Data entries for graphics
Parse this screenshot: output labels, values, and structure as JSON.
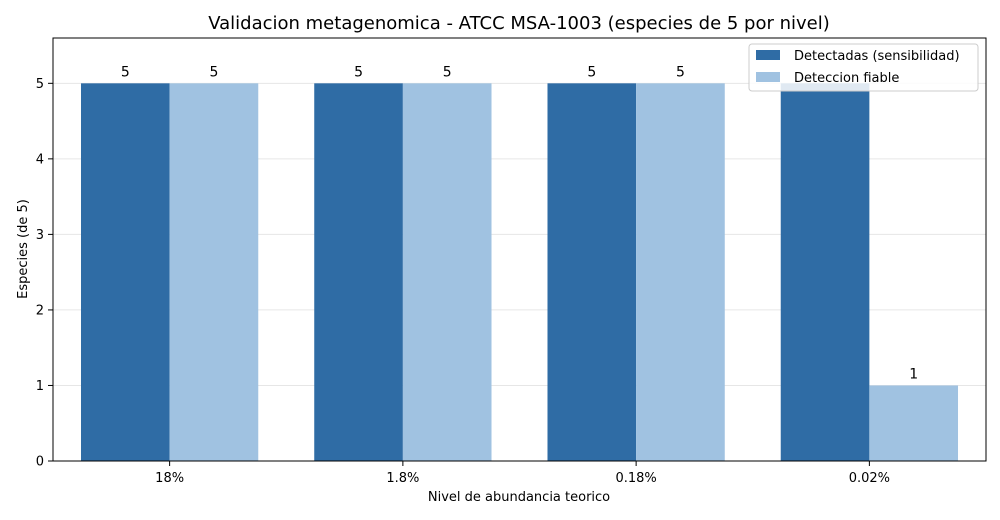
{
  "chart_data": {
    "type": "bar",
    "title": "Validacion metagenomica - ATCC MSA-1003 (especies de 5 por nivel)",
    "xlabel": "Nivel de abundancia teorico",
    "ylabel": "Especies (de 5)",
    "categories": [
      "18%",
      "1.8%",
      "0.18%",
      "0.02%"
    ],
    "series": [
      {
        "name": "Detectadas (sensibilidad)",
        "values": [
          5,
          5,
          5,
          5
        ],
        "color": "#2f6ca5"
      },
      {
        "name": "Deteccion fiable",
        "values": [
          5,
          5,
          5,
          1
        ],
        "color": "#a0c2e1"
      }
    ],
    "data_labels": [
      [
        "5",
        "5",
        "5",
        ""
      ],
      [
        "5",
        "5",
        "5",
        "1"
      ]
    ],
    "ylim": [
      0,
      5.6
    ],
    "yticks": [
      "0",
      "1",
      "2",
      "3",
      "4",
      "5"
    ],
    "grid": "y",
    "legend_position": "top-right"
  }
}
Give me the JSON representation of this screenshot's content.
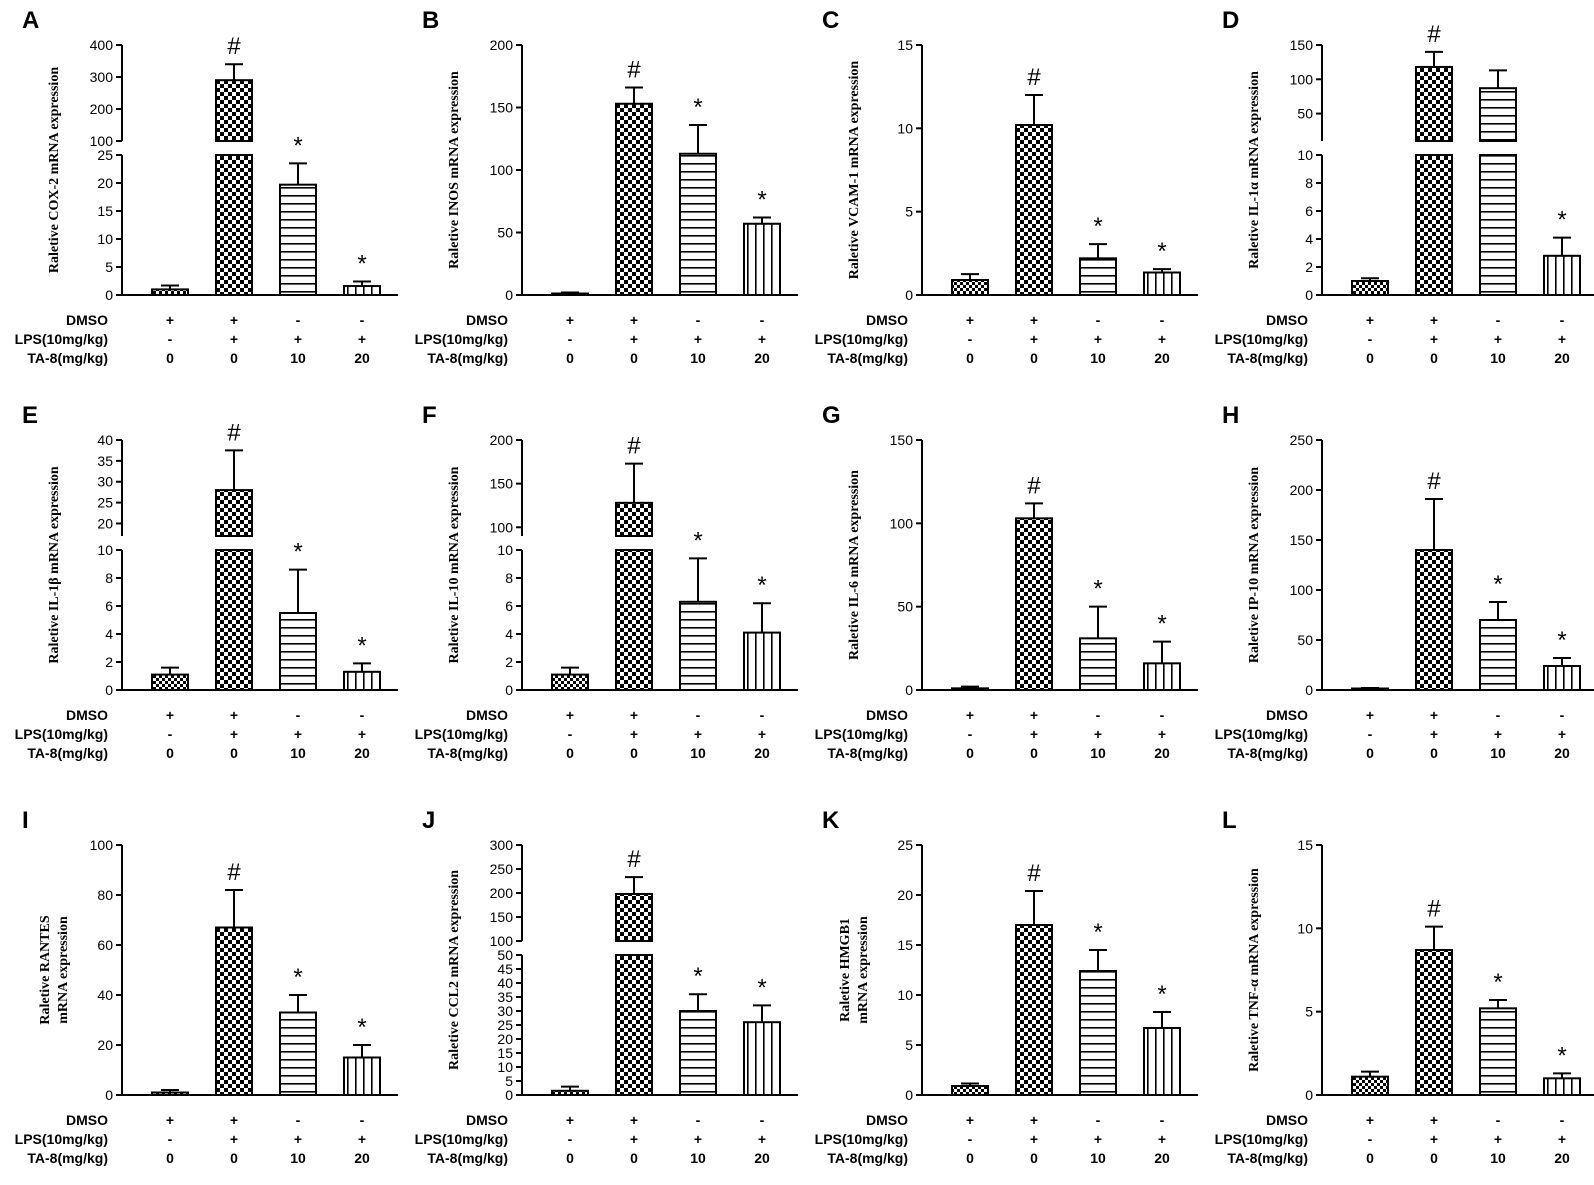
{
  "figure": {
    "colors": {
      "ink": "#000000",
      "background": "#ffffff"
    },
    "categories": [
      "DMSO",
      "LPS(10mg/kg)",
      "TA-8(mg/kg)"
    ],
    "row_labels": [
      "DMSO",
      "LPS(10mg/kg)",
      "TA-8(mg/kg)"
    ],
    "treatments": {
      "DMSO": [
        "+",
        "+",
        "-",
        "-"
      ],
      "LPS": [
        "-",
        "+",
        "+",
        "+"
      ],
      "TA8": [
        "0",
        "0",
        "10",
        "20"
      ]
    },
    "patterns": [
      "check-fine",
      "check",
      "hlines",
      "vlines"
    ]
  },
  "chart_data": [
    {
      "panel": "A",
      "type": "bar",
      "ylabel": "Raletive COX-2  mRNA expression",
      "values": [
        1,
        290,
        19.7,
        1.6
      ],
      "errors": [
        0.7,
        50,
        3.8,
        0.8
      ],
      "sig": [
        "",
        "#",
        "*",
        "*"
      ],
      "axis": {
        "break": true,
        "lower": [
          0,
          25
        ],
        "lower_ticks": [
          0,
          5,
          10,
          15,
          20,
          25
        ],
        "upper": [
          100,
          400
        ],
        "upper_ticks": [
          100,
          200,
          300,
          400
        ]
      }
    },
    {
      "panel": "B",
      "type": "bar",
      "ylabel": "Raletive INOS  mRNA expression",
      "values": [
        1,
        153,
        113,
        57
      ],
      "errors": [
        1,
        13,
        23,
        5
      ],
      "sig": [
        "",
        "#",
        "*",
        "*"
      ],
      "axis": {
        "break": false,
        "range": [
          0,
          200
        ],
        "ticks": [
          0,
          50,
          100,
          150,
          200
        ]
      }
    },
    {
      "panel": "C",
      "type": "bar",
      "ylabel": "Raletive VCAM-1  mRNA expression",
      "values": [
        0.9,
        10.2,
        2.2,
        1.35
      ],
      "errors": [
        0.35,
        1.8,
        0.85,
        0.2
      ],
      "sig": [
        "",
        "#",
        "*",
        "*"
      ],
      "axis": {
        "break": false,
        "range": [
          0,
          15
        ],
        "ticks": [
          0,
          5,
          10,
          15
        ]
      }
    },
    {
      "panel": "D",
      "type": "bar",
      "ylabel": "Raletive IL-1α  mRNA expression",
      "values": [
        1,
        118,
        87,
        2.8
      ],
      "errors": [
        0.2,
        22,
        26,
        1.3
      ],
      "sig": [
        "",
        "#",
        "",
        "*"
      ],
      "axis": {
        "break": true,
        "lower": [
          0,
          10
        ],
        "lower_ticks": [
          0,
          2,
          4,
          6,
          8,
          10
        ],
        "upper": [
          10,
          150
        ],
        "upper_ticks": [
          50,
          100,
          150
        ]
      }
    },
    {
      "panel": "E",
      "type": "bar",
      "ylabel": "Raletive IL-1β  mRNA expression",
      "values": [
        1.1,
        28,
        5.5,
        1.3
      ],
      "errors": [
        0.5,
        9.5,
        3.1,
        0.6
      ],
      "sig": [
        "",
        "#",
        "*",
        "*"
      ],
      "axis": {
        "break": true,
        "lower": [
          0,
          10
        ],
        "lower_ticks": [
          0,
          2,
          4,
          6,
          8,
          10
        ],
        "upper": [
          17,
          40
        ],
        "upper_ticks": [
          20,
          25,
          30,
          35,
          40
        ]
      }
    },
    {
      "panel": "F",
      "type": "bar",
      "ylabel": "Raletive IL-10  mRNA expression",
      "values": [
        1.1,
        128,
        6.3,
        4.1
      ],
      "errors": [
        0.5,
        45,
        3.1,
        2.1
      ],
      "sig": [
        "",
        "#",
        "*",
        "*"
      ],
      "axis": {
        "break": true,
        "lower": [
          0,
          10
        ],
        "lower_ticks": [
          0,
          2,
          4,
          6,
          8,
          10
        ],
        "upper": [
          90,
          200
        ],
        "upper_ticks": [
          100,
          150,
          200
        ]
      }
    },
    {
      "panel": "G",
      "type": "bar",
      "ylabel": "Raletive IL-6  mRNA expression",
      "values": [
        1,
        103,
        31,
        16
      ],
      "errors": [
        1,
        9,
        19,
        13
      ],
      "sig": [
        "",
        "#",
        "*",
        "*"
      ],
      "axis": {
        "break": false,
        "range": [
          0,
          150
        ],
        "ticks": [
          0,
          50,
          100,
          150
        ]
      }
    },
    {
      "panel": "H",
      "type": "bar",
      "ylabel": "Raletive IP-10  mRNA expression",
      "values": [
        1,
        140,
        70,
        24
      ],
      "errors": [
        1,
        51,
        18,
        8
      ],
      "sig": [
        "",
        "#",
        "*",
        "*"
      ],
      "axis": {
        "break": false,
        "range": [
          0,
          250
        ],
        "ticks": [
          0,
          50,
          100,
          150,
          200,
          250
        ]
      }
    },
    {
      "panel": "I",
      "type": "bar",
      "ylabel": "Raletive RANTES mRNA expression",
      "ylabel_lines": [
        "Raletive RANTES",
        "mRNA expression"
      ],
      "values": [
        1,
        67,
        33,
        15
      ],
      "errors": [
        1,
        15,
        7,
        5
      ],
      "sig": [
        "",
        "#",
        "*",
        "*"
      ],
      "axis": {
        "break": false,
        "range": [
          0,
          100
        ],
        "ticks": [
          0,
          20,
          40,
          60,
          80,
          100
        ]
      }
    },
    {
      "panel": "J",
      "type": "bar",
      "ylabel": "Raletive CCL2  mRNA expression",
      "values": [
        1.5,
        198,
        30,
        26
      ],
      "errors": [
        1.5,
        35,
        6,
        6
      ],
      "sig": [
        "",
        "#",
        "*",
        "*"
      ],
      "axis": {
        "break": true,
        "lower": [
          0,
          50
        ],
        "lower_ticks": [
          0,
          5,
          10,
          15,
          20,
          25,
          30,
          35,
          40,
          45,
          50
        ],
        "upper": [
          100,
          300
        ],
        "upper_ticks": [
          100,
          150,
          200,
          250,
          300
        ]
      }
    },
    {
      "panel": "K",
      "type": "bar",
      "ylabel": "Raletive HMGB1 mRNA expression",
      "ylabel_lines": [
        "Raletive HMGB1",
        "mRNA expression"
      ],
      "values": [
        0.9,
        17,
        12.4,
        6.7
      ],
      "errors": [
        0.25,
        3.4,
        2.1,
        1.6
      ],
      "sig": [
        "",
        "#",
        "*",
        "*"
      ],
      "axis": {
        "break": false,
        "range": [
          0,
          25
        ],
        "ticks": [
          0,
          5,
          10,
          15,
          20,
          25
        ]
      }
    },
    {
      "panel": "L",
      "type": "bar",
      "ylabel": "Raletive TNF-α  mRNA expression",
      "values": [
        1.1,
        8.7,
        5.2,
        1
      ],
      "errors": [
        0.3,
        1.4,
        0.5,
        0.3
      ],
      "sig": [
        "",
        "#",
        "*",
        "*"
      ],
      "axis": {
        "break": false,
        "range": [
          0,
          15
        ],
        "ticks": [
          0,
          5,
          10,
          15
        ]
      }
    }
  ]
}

BRIEF >>
Looking at the data above, give the number of lines that include "RANTES"; add nothing else.

ANSWER SECTION >>
2